▶ _CONSIGNE_: Rédigez la suite du texte consacré aux autoportraits d'Anne Voeffray, en reprenant après sa dernière phrase.
──────── EXTRAIT DU TEXTE
Anne Voeffray : du bon usage du "self"


L'autoportrait permet à Anne Voeffray d'exposer son corps comme énigme. Se montrant, il se cache tout autant. Il sourd du plus profond mangé d'ombres qui s'éclairent plus ou moins dans l’ondoiement de tissus aux troublantes transparences ou par les « imperfections » que l’artiste a soin d’apposer à sa propre image. Le questionnement qui s'engage est bien plus profond que celui de la sensualité. Distancié par l’effet de la proximitié, le corps s’offre et se refuse. Mais si divers types de voiles étoffent le visage ce n’est pas pour lui accorder  l’exigeante virginité des moniales ou à  l’inverse l’effroyable humilité des filles déshonorés.

Chaque « self » (plus que simple selfie) joue sur un rendu simultané des facettes intimes et publiques. L'intimité  ne se remodèle pas selon nature : elle s’enrichit  par superposition de strates parfois incompatibles. Peut s'y chercher l’image d’une autre femme, qu’on aurait côtoyée peut-être du moins rêvée à l'évidence. Surgit aussi  le regard ambigu sur le statut non moins ambigu de la féminité dans une société avide toujours de prétendue « clarté ».
────────────────
──────── DONNÉES FOURNIES
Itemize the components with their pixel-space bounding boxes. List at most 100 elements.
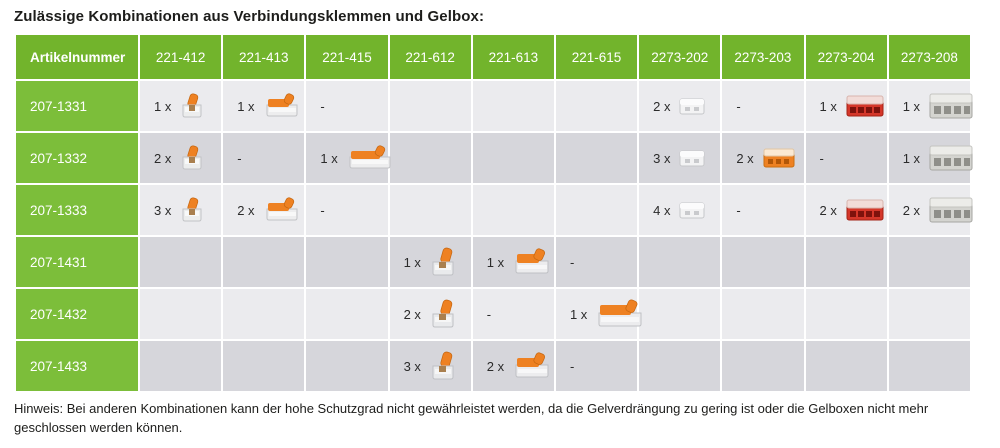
row-label-207-1333: 207-1333 bbox=[16, 185, 138, 235]
combination-cell bbox=[639, 289, 721, 339]
combination-cell: - bbox=[722, 81, 804, 131]
combination-cell: - bbox=[306, 185, 388, 235]
quantity-label: 1 x bbox=[154, 98, 172, 114]
combination-cell: - bbox=[223, 133, 305, 183]
combination-cell: 2 x bbox=[639, 81, 721, 131]
quantity-label: 3 x bbox=[653, 150, 671, 166]
combination-cell bbox=[140, 289, 222, 339]
column-header-221-612: 221-612 bbox=[389, 35, 471, 79]
quantity-label: 1 x bbox=[902, 150, 921, 166]
combination-cell bbox=[306, 289, 388, 339]
not-allowed-dash: - bbox=[736, 202, 741, 218]
combination-cell bbox=[389, 133, 471, 183]
combination-cell: 1 x bbox=[805, 81, 887, 131]
combination-cell bbox=[472, 133, 554, 183]
combination-cell bbox=[472, 185, 554, 235]
row-label-207-1331: 207-1331 bbox=[16, 81, 138, 131]
combination-cell: 1 x bbox=[389, 237, 471, 287]
combination-cell: 2 x bbox=[389, 289, 471, 339]
combination-cell: 2 x bbox=[472, 341, 554, 391]
connector-2273-203-icon bbox=[763, 148, 795, 168]
column-header-2273-204: 2273-204 bbox=[805, 35, 887, 79]
table-row-207-1432: 207-1432 2 x - 1 x bbox=[16, 289, 970, 339]
combination-cell: 1 x bbox=[888, 133, 973, 183]
combination-cell: 2 x bbox=[223, 185, 305, 235]
combination-cell bbox=[888, 237, 970, 287]
combination-cell bbox=[639, 237, 721, 287]
quantity-label: 3 x bbox=[403, 358, 421, 374]
combination-cell bbox=[555, 133, 638, 183]
combination-cell: 1 x bbox=[223, 81, 305, 131]
quantity-label: 1 x bbox=[320, 150, 338, 166]
quantity-label: 2 x bbox=[902, 202, 921, 218]
quantity-label: 2 x bbox=[819, 202, 837, 218]
column-header-221-415: 221-415 bbox=[306, 35, 388, 79]
connector-2273-208-icon bbox=[929, 197, 973, 223]
connector-2273-202-icon bbox=[679, 97, 705, 115]
not-allowed-dash: - bbox=[486, 306, 492, 322]
combination-cell: 1 x bbox=[555, 289, 642, 339]
quantity-label: 2 x bbox=[486, 358, 505, 374]
combination-cell bbox=[722, 237, 804, 287]
table-header-row: Artikelnummer 221-412 221-413 221-415 221-61… bbox=[16, 35, 970, 79]
combination-cell: 4 x bbox=[639, 185, 721, 235]
not-allowed-dash: - bbox=[819, 150, 824, 166]
page: Zulässige Kombinationen aus Verbindungsk… bbox=[14, 8, 973, 435]
table-body: 207-1331 1 x 1 x - 2 x - 1 x 1 x 207-1332 2 x - 1 x… bbox=[16, 81, 973, 391]
quantity-label: 2 x bbox=[736, 150, 754, 166]
column-header-2273-203: 2273-203 bbox=[722, 35, 804, 79]
combination-cell bbox=[805, 237, 887, 287]
combination-cell bbox=[140, 237, 222, 287]
row-label-207-1332: 207-1332 bbox=[16, 133, 138, 183]
column-header-2273-208: 2273-208 bbox=[888, 35, 970, 79]
combination-cell: 2 x bbox=[888, 185, 973, 235]
not-allowed-dash: - bbox=[569, 254, 575, 270]
connector-221-613-icon bbox=[513, 248, 551, 276]
connector-221-612-icon bbox=[430, 247, 456, 277]
quantity-label: 1 x bbox=[486, 254, 505, 270]
combination-cell: - bbox=[306, 81, 388, 131]
table-row-207-1431: 207-1431 1 x 1 x - bbox=[16, 237, 970, 287]
not-allowed-dash: - bbox=[320, 202, 325, 218]
quantity-label: 2 x bbox=[653, 98, 671, 114]
connector-221-613-icon bbox=[513, 352, 551, 380]
combination-cell: 3 x bbox=[389, 341, 471, 391]
page-title: Zulässige Kombinationen aus Verbindungsk… bbox=[14, 8, 485, 25]
combination-cell bbox=[389, 81, 471, 131]
combination-cell: 2 x bbox=[140, 133, 222, 183]
quantity-label: 2 x bbox=[237, 202, 255, 218]
column-header-2273-202: 2273-202 bbox=[639, 35, 721, 79]
combination-cell bbox=[223, 341, 305, 391]
combination-cell: 1 x bbox=[888, 81, 973, 131]
connector-2273-204-icon bbox=[846, 95, 884, 117]
row-label-207-1433: 207-1433 bbox=[16, 341, 138, 391]
quantity-label: 1 x bbox=[819, 98, 837, 114]
column-header-221-615: 221-615 bbox=[555, 35, 638, 79]
column-header-artikelnummer: Artikelnummer bbox=[16, 35, 138, 79]
combination-cell bbox=[805, 289, 887, 339]
quantity-label: 1 x bbox=[902, 98, 921, 114]
note-text: Hinweis: Bei anderen Kombinationen kann … bbox=[14, 401, 929, 435]
combination-cell bbox=[306, 237, 388, 287]
combination-cell bbox=[555, 185, 638, 235]
combination-cell: 3 x bbox=[639, 133, 721, 183]
column-header-221-412: 221-412 bbox=[140, 35, 222, 79]
quantity-label: 2 x bbox=[154, 150, 172, 166]
connector-2273-204-icon bbox=[846, 199, 884, 221]
combination-cell: - bbox=[805, 133, 887, 183]
table-row-207-1331: 207-1331 1 x 1 x - 2 x - 1 x 1 x bbox=[16, 81, 973, 131]
combination-cell: - bbox=[555, 341, 638, 391]
combination-cell bbox=[223, 289, 305, 339]
connector-221-413-icon bbox=[264, 93, 300, 119]
connector-2273-208-icon bbox=[929, 145, 973, 171]
table-row-207-1332: 207-1332 2 x - 1 x 3 x 2 x - 1 x bbox=[16, 133, 973, 183]
table-row-207-1333: 207-1333 3 x 2 x - 4 x - 2 x 2 x bbox=[16, 185, 973, 235]
combination-cell bbox=[888, 341, 970, 391]
combination-cell: 1 x bbox=[472, 237, 554, 287]
combination-cell bbox=[306, 341, 388, 391]
combination-cell bbox=[555, 81, 638, 131]
combination-cell: - bbox=[555, 237, 638, 287]
combination-cell: 2 x bbox=[722, 133, 804, 183]
connector-221-412-icon bbox=[180, 197, 204, 223]
row-label-207-1432: 207-1432 bbox=[16, 289, 138, 339]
────────────────
▶ _RÉSULTAT ATTENDU_:
 

La photographe donne à voir un travail de sape salutaire  de la vraie liberté. Celle qui fonde et qui brise. La femme est présente sous une  inflorescence qui la prolonge et l’isole. Chaque self est presque une stance surréaliste qui  habille de « taches » l’identité. Dès lors Anne Voeffray incarne  la femme libérée  de son statut d’imagerie admise et attendue. La créatrice renverse la proposition de Duras. A son « je traverse, j’ai été traversée »  s’impose « j’ai été traversée, le traverse ».

 

Reste une magie tendre ou grave. Drôle parfois. Preuve que dans de tels autoportraits le réel n’est pas parti. Du moins pas trop loin. Pas en totalité Chaque « self » devient un roman,  un cinéma (presque) muet. Car les images parlent non un dialogue de cire mais de circonstances.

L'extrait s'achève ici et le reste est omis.